Saved data entries ::
START

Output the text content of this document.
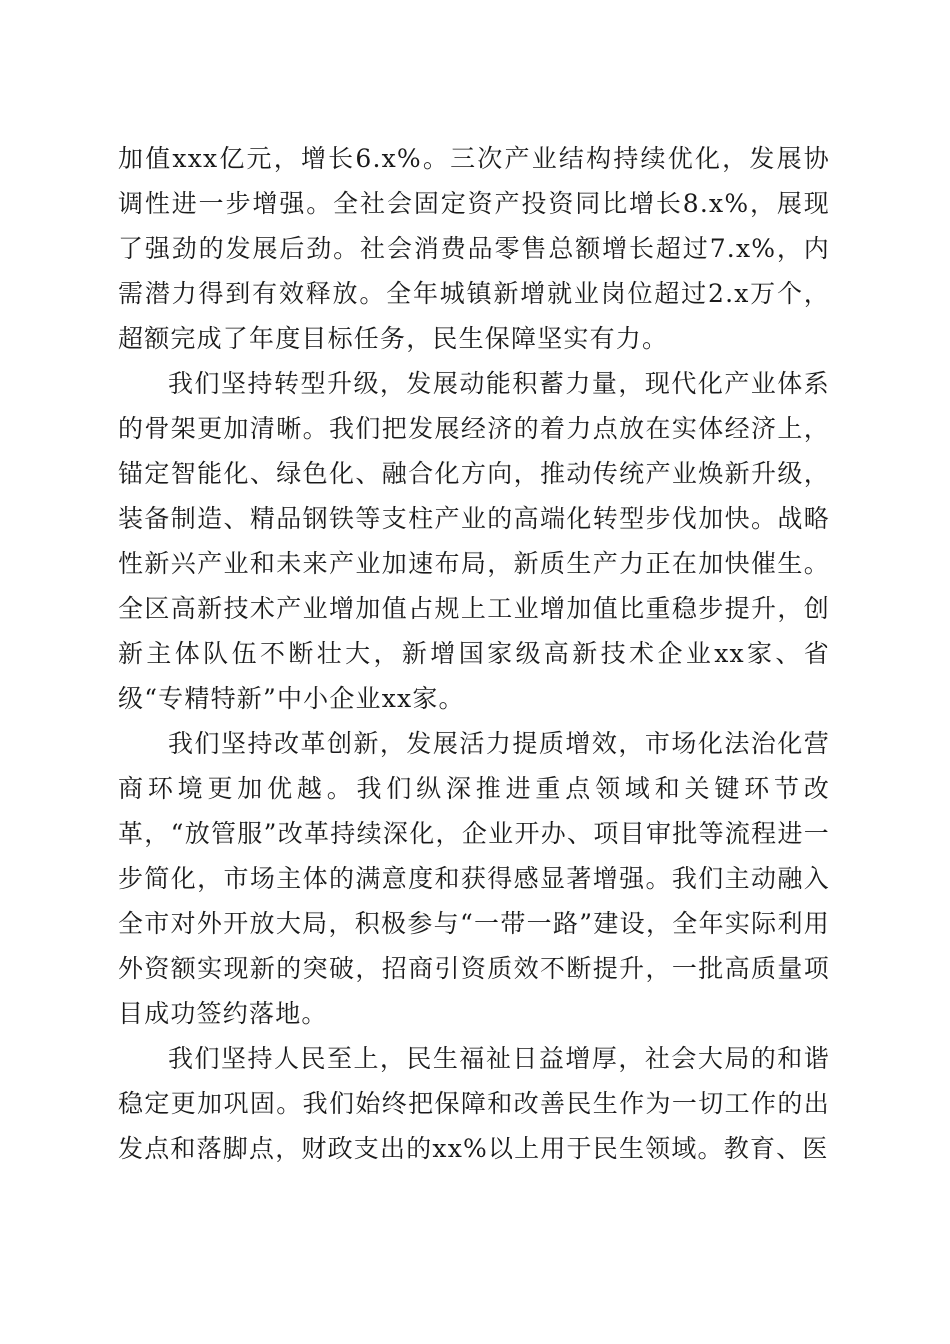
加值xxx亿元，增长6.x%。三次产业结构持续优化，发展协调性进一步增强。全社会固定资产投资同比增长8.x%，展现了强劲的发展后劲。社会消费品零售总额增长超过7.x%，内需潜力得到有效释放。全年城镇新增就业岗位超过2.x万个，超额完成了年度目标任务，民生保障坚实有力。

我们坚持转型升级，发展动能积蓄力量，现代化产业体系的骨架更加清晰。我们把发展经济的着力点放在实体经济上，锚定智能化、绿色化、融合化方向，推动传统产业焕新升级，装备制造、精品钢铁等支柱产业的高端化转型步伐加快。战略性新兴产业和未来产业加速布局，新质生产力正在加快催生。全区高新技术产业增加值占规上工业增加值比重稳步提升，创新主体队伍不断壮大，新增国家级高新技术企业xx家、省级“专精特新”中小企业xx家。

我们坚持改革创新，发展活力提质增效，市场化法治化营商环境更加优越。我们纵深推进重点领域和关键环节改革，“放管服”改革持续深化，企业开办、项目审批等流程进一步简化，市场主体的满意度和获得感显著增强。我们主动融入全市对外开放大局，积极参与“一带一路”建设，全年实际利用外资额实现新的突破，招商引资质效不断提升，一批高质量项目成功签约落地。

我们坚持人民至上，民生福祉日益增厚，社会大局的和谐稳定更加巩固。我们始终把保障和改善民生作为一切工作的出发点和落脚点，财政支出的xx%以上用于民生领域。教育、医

END

YOUR GOAL ::
Retype each line of the listing above word for word. Exclude the pictures.

SOLVED PROBLEM ::
Output the text content of this document.
加值xxx亿元，增长6.x%。三次产业结构持续优化，发展协调性进一步增强。全社会固定资产投资同比增长8.x%，展现了强劲的发展后劲。社会消费品零售总额增长超过7.x%，内需潜力得到有效释放。全年城镇新增就业岗位超过2.x万个，超额完成了年度目标任务，民生保障坚实有力。

我们坚持转型升级，发展动能积蓄力量，现代化产业体系的骨架更加清晰。我们把发展经济的着力点放在实体经济上，锚定智能化、绿色化、融合化方向，推动传统产业焕新升级，装备制造、精品钢铁等支柱产业的高端化转型步伐加快。战略性新兴产业和未来产业加速布局，新质生产力正在加快催生。全区高新技术产业增加值占规上工业增加值比重稳步提升，创新主体队伍不断壮大，新增国家级高新技术企业xx家、省级“专精特新”中小企业xx家。

我们坚持改革创新，发展活力提质增效，市场化法治化营商环境更加优越。我们纵深推进重点领域和关键环节改革，“放管服”改革持续深化，企业开办、项目审批等流程进一步简化，市场主体的满意度和获得感显著增强。我们主动融入全市对外开放大局，积极参与“一带一路”建设，全年实际利用外资额实现新的突破，招商引资质效不断提升，一批高质量项目成功签约落地。

我们坚持人民至上，民生福祉日益增厚，社会大局的和谐稳定更加巩固。我们始终把保障和改善民生作为一切工作的出发点和落脚点，财政支出的xx%以上用于民生领域。教育、医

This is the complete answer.